_Entries provided_
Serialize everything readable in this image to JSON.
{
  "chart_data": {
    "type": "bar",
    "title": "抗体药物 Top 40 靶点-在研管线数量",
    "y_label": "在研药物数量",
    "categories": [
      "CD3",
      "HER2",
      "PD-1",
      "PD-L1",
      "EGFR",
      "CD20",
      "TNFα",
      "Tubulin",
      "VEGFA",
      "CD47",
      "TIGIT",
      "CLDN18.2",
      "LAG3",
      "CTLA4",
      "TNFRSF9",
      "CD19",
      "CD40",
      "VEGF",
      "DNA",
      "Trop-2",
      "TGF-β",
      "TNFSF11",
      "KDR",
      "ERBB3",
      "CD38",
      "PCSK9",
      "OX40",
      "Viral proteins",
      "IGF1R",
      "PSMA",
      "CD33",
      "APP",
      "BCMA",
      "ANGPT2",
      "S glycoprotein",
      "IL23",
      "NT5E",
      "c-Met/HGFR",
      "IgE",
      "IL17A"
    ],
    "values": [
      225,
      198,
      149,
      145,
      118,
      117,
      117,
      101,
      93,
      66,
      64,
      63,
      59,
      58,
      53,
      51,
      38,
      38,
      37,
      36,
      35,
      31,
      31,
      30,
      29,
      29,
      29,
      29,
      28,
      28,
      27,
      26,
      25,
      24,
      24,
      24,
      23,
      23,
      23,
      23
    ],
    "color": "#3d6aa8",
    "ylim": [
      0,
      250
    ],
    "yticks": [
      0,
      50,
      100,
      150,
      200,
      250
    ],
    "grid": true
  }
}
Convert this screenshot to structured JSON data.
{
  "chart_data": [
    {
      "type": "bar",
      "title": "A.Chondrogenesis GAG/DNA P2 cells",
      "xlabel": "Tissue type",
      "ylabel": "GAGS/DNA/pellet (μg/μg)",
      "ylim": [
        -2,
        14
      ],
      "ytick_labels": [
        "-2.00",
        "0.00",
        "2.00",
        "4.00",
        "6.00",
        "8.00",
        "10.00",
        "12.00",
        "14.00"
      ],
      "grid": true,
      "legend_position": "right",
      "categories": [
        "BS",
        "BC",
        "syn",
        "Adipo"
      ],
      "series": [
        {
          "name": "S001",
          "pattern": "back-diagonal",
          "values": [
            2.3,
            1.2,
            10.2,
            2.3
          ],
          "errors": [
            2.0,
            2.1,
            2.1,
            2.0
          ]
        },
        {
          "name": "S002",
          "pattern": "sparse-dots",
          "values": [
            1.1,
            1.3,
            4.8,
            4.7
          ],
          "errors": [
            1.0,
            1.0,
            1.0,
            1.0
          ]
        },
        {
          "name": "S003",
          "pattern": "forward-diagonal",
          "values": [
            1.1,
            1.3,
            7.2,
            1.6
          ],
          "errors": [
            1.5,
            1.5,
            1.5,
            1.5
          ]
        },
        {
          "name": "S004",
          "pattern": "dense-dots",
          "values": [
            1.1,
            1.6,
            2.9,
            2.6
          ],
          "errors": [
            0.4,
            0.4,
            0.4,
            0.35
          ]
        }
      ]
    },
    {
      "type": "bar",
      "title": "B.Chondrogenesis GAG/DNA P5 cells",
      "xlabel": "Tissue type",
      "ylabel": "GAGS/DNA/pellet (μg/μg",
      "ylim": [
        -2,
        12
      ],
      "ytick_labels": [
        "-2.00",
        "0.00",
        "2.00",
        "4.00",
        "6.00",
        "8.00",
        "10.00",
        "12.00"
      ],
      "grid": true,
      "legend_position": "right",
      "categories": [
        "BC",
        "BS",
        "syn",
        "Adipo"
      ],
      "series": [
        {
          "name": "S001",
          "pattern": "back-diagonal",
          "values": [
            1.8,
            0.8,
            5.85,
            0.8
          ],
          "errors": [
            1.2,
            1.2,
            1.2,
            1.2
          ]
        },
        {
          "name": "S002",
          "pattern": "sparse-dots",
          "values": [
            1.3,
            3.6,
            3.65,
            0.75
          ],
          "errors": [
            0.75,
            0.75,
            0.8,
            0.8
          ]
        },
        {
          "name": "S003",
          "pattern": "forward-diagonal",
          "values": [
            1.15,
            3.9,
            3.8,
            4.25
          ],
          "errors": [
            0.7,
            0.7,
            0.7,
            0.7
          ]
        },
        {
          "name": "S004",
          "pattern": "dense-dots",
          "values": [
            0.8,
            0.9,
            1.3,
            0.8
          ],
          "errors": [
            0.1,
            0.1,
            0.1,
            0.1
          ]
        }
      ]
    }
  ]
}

_Brief_
Nothing in the records may change; write them out again in full.

_Task answer_
Serialize everything readable in this image to JSON.
{
  "chart_data": {
    "type": "bar",
    "title": "抗体药物 Top 40 靶点-在研管线数量",
    "y_label": "在研药物数量",
    "categories": [
      "CD3",
      "HER2",
      "PD-1",
      "PD-L1",
      "EGFR",
      "CD20",
      "TNFα",
      "Tubulin",
      "VEGFA",
      "CD47",
      "TIGIT",
      "CLDN18.2",
      "LAG3",
      "CTLA4",
      "TNFRSF9",
      "CD19",
      "CD40",
      "VEGF",
      "DNA",
      "Trop-2",
      "TGF-β",
      "TNFSF11",
      "KDR",
      "ERBB3",
      "CD38",
      "PCSK9",
      "OX40",
      "Viral proteins",
      "IGF1R",
      "PSMA",
      "CD33",
      "APP",
      "BCMA",
      "ANGPT2",
      "S glycoprotein",
      "IL23",
      "NT5E",
      "c-Met/HGFR",
      "IgE",
      "IL17A"
    ],
    "values": [
      225,
      198,
      149,
      145,
      118,
      117,
      117,
      101,
      93,
      66,
      64,
      63,
      59,
      58,
      53,
      51,
      38,
      38,
      37,
      36,
      35,
      31,
      31,
      30,
      29,
      29,
      29,
      29,
      28,
      28,
      27,
      26,
      25,
      24,
      24,
      24,
      23,
      23,
      23,
      23
    ],
    "color": "#3d6aa8",
    "ylim": [
      0,
      250
    ],
    "yticks": [
      0,
      50,
      100,
      150,
      200,
      250
    ],
    "grid": true
  }
}
Convert this screenshot to structured JSON data.
{
  "chart_data": [
    {
      "type": "bar",
      "title": "A.Chondrogenesis GAG/DNA P2 cells",
      "xlabel": "Tissue type",
      "ylabel": "GAGS/DNA/pellet (μg/μg)",
      "ylim": [
        -2,
        14
      ],
      "ytick_labels": [
        "-2.00",
        "0.00",
        "2.00",
        "4.00",
        "6.00",
        "8.00",
        "10.00",
        "12.00",
        "14.00"
      ],
      "grid": true,
      "legend_position": "right",
      "categories": [
        "BS",
        "BC",
        "syn",
        "Adipo"
      ],
      "series": [
        {
          "name": "S001",
          "pattern": "back-diagonal",
          "values": [
            2.3,
            1.2,
            10.2,
            2.3
          ],
          "errors": [
            2.0,
            2.1,
            2.1,
            2.0
          ]
        },
        {
          "name": "S002",
          "pattern": "sparse-dots",
          "values": [
            1.1,
            1.3,
            4.8,
            4.7
          ],
          "errors": [
            1.0,
            1.0,
            1.0,
            1.0
          ]
        },
        {
          "name": "S003",
          "pattern": "forward-diagonal",
          "values": [
            1.1,
            1.3,
            7.2,
            1.6
          ],
          "errors": [
            1.5,
            1.5,
            1.5,
            1.5
          ]
        },
        {
          "name": "S004",
          "pattern": "dense-dots",
          "values": [
            1.1,
            1.6,
            2.9,
            2.6
          ],
          "errors": [
            0.4,
            0.4,
            0.4,
            0.35
          ]
        }
      ]
    },
    {
      "type": "bar",
      "title": "B.Chondrogenesis GAG/DNA P5 cells",
      "xlabel": "Tissue type",
      "ylabel": "GAGS/DNA/pellet (μg/μg",
      "ylim": [
        -2,
        12
      ],
      "ytick_labels": [
        "-2.00",
        "0.00",
        "2.00",
        "4.00",
        "6.00",
        "8.00",
        "10.00",
        "12.00"
      ],
      "grid": true,
      "legend_position": "right",
      "categories": [
        "BC",
        "BS",
        "syn",
        "Adipo"
      ],
      "series": [
        {
          "name": "S001",
          "pattern": "back-diagonal",
          "values": [
            1.8,
            0.8,
            5.85,
            0.8
          ],
          "errors": [
            1.2,
            1.2,
            1.2,
            1.2
          ]
        },
        {
          "name": "S002",
          "pattern": "sparse-dots",
          "values": [
            1.3,
            3.6,
            3.65,
            0.75
          ],
          "errors": [
            0.75,
            0.75,
            0.8,
            0.8
          ]
        },
        {
          "name": "S003",
          "pattern": "forward-diagonal",
          "values": [
            1.15,
            3.9,
            3.8,
            4.25
          ],
          "errors": [
            0.7,
            0.7,
            0.7,
            0.7
          ]
        },
        {
          "name": "S004",
          "pattern": "dense-dots",
          "values": [
            0.8,
            0.9,
            1.3,
            0.8
          ],
          "errors": [
            0.1,
            0.1,
            0.1,
            0.1
          ]
        }
      ]
    }
  ]
}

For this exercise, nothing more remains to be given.